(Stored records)
>> Start
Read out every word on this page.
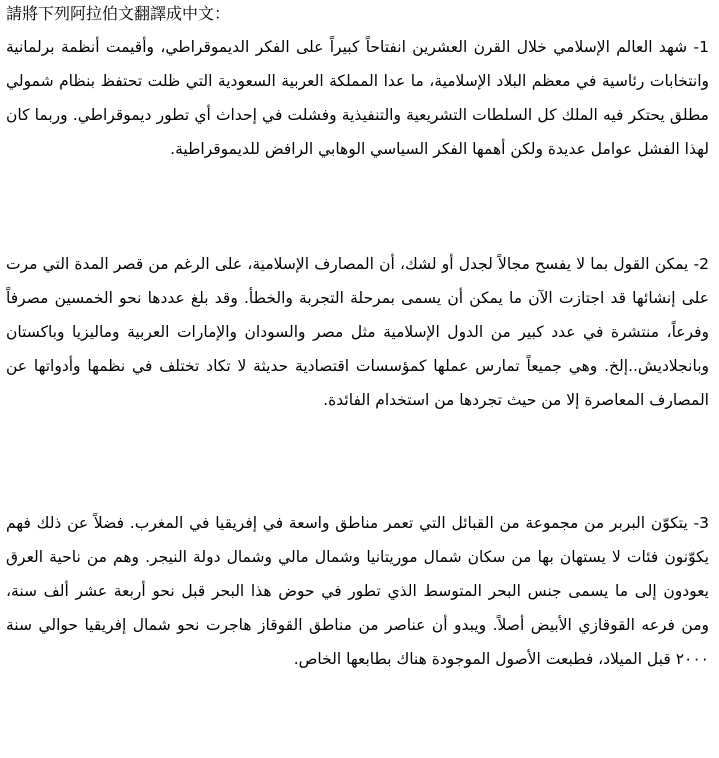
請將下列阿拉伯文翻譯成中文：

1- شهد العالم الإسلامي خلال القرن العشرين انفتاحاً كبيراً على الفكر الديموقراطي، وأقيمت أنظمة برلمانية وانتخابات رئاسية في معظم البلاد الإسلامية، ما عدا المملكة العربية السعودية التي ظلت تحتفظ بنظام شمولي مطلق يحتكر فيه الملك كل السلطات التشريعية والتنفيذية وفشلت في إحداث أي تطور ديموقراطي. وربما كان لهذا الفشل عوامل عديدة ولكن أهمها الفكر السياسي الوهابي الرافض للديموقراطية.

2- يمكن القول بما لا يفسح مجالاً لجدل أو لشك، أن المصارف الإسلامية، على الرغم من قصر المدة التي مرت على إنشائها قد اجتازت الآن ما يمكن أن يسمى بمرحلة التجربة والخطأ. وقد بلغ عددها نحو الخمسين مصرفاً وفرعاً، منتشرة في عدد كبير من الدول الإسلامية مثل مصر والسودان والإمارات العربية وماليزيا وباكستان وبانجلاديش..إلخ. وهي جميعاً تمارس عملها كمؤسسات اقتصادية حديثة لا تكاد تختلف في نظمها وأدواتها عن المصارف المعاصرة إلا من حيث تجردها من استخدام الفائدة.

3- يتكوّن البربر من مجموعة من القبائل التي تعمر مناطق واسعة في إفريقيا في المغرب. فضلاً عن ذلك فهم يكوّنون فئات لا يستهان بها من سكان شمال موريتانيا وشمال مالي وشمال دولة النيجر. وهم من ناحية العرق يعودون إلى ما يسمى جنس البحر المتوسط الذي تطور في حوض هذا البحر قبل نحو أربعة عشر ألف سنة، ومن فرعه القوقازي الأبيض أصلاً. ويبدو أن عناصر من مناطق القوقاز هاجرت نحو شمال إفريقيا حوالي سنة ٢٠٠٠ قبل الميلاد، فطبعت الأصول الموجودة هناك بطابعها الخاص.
>> End
>> Start
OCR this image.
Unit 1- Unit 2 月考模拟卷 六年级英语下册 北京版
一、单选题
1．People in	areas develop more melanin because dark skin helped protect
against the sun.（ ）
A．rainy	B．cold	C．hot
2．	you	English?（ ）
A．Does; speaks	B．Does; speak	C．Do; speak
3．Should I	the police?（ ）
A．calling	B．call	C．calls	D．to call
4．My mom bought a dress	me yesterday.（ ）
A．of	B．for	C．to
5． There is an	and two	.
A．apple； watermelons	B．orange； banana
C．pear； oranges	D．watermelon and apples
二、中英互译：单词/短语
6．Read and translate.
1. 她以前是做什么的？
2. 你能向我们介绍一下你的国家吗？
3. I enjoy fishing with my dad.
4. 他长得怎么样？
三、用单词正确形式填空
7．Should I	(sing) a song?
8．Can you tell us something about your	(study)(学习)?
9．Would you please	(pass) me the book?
>> End
### What needs to be done
Gather all lines where the word "this" appears.

### Solved problem
Read out every word on this page.
OCR this image.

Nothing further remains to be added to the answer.